• [STATED TASK] Count how many lines include "Działania" and answer with that number only.

Data listing:
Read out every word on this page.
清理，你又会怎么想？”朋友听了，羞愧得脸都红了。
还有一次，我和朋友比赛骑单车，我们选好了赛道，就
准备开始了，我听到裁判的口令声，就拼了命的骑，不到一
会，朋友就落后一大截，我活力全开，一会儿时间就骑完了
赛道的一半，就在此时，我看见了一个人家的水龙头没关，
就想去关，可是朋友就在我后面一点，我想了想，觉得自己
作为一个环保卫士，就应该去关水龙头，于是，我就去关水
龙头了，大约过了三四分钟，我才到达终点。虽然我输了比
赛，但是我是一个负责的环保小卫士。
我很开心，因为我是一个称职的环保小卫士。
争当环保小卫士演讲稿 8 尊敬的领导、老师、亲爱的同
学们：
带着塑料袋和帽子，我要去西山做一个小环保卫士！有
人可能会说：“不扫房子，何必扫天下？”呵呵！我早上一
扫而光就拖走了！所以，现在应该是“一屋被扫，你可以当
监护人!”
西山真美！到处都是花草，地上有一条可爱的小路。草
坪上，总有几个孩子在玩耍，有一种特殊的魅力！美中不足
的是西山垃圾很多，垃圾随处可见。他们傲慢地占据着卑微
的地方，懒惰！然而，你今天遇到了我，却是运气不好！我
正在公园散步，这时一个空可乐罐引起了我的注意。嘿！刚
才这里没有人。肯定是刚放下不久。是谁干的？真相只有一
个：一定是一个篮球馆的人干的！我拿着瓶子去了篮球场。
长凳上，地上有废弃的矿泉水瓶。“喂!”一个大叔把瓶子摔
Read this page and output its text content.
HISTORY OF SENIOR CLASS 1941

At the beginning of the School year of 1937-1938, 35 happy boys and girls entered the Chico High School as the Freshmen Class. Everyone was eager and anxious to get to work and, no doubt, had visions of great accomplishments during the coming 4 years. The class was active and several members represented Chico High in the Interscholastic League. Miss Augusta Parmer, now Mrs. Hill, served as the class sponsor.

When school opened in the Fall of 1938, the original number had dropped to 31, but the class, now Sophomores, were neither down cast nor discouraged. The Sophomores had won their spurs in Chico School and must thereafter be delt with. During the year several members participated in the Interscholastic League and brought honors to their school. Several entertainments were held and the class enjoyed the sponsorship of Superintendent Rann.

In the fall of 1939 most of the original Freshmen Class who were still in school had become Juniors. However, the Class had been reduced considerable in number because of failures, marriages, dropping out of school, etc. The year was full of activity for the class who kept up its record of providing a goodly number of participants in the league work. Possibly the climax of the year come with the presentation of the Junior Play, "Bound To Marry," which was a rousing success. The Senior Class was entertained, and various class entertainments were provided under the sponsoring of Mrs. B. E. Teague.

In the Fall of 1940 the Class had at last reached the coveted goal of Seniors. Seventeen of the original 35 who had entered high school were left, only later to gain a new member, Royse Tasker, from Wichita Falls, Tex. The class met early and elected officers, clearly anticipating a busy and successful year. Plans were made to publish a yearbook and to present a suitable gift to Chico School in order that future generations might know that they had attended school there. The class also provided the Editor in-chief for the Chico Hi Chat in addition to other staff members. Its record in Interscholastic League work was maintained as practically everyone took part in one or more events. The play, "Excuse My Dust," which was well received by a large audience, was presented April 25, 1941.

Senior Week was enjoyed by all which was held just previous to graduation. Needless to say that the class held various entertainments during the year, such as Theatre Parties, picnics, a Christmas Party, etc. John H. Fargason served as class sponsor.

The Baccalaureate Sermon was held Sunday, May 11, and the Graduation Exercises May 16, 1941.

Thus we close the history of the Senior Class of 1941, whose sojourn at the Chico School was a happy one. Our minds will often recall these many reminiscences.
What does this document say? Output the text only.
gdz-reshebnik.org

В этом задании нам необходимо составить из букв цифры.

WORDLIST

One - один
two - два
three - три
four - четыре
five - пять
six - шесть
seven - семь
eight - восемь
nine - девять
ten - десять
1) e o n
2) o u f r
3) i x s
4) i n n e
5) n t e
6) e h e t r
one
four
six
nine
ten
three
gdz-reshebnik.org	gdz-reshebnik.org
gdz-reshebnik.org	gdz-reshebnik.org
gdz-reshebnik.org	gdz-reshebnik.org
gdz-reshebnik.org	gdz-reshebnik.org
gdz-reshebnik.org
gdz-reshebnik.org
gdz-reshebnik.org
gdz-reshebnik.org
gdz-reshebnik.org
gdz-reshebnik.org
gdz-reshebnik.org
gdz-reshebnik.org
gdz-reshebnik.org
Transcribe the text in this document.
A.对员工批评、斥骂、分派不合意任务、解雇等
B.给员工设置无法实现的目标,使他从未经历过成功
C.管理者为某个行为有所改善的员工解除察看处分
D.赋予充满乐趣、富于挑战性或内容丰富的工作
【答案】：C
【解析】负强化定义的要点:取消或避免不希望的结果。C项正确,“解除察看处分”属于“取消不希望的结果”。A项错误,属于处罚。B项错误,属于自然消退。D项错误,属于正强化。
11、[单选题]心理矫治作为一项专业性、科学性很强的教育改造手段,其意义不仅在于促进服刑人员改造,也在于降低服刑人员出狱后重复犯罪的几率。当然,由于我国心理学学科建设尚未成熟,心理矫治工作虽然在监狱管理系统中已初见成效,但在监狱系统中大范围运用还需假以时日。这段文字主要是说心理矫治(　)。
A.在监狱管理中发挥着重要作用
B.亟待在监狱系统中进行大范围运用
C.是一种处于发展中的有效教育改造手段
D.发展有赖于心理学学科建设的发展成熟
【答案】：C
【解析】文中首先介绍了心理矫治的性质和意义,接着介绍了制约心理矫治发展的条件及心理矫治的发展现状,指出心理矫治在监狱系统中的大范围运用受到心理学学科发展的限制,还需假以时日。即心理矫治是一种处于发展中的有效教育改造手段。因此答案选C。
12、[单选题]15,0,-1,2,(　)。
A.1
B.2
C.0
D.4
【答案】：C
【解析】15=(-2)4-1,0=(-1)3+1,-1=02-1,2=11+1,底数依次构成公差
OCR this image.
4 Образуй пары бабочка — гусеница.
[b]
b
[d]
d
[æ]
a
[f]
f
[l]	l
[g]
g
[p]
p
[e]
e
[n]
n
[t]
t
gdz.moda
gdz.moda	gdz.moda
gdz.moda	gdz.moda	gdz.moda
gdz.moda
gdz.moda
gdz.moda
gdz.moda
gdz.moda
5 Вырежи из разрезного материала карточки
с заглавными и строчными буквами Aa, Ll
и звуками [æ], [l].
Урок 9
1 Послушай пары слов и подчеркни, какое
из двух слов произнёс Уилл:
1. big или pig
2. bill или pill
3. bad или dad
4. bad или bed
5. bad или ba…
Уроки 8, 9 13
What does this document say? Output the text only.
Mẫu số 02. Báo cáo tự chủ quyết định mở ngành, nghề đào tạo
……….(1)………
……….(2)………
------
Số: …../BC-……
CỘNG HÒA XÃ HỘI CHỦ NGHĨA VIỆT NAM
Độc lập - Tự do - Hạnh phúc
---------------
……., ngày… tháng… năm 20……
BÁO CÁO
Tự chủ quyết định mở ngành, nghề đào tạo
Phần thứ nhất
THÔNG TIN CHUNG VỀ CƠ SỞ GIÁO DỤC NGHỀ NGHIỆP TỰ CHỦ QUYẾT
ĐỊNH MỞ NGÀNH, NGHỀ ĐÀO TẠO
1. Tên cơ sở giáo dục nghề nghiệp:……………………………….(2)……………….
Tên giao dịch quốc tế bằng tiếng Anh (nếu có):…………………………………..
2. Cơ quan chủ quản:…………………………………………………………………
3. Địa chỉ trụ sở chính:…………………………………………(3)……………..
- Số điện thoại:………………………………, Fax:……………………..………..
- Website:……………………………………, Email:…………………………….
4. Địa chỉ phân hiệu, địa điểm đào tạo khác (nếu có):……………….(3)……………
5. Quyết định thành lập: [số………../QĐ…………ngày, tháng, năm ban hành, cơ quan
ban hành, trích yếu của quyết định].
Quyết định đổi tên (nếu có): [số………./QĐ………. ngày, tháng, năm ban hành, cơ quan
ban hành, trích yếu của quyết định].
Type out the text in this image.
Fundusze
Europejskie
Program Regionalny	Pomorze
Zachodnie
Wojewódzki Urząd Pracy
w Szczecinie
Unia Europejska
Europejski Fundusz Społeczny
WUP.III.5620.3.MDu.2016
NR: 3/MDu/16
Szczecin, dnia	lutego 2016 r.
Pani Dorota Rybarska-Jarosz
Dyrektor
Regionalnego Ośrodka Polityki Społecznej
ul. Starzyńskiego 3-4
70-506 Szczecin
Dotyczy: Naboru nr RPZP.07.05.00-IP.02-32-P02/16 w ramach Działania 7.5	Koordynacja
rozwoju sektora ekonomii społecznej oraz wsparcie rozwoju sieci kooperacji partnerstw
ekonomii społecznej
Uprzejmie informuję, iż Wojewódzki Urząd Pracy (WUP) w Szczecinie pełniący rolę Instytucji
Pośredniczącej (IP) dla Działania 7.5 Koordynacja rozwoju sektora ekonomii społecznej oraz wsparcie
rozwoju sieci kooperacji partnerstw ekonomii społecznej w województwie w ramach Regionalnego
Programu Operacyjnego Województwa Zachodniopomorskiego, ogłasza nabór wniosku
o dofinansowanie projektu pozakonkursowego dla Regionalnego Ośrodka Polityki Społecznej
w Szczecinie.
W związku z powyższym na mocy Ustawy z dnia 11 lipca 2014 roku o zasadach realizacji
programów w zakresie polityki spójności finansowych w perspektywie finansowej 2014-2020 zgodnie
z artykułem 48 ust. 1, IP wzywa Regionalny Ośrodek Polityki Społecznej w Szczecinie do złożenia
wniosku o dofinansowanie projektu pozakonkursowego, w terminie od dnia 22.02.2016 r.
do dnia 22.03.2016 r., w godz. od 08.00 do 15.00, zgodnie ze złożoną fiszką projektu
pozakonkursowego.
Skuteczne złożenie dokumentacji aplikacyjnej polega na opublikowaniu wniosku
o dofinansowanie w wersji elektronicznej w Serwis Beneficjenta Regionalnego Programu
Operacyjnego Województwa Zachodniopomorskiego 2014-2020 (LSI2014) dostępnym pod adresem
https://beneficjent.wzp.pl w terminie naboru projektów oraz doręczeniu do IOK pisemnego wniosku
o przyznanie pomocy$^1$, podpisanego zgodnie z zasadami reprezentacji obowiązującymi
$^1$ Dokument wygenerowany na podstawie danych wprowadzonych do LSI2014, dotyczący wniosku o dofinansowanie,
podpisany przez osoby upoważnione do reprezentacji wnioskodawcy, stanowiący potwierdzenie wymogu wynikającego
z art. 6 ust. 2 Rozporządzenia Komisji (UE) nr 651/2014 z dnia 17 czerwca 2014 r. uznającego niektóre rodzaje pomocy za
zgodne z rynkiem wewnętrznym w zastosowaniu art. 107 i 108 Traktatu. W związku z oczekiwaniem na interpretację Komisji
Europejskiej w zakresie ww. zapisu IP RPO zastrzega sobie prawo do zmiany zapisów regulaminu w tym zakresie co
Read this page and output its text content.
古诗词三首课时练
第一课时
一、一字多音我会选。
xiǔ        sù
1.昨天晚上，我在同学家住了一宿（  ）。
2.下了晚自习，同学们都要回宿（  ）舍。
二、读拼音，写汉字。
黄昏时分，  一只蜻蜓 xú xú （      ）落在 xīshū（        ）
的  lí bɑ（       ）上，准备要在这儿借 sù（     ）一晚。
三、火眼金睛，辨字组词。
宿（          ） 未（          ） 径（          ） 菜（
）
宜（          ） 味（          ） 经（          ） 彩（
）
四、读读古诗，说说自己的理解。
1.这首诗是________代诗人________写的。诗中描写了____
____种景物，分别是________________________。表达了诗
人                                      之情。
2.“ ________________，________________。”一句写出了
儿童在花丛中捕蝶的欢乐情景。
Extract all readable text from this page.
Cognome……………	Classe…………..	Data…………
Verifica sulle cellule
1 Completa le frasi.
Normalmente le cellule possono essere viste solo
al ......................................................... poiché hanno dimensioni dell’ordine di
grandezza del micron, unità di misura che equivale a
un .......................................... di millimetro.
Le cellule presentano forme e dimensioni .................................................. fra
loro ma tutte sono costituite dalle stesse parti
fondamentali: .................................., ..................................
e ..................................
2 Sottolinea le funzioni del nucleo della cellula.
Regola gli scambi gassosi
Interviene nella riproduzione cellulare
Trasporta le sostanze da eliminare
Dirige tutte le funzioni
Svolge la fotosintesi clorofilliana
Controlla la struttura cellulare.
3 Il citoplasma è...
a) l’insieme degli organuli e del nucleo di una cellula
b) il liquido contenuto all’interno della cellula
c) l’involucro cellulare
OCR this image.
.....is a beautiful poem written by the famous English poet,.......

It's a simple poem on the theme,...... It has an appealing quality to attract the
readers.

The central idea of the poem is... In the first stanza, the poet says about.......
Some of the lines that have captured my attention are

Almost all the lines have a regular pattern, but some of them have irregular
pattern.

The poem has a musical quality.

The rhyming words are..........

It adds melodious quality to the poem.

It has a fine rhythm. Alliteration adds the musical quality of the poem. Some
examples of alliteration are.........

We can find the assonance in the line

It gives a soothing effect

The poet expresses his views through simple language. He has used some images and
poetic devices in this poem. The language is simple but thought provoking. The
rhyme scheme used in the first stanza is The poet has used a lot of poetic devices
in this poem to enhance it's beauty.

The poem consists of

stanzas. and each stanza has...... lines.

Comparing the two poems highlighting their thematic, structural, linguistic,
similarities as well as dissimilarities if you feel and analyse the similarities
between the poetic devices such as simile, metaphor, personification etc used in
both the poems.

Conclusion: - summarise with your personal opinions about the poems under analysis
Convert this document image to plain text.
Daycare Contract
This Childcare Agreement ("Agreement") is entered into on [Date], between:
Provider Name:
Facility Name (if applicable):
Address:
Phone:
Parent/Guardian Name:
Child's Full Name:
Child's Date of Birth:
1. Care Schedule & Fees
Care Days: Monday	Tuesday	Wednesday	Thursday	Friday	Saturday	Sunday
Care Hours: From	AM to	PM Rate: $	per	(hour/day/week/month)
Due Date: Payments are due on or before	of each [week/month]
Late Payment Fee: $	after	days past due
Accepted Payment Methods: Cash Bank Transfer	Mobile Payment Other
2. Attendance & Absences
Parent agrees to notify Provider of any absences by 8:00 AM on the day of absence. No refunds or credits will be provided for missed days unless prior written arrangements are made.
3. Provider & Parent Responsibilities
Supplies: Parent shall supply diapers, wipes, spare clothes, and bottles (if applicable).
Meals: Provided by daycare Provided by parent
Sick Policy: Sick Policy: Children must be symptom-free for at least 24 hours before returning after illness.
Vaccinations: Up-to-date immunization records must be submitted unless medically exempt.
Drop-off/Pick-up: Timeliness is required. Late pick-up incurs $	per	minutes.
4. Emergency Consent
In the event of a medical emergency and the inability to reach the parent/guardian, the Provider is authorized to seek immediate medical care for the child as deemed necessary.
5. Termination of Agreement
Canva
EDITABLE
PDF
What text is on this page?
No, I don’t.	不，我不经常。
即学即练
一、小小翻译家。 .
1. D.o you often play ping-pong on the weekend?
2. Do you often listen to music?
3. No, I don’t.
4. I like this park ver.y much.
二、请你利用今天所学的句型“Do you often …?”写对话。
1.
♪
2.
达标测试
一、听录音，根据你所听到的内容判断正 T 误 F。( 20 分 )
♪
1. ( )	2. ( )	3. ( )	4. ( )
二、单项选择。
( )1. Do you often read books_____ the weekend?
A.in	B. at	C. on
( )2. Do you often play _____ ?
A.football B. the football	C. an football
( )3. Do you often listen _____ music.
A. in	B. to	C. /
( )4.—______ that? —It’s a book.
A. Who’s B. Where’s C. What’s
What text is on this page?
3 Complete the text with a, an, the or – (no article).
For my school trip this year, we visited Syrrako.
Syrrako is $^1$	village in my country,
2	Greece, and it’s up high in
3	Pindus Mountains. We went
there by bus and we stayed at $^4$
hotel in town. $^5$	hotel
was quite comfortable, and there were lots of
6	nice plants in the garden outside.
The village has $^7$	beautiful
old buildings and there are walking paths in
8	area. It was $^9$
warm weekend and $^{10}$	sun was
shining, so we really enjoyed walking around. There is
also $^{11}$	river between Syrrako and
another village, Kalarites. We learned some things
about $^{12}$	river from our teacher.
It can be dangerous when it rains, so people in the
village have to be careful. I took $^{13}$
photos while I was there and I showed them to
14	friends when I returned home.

• [REPLY] 2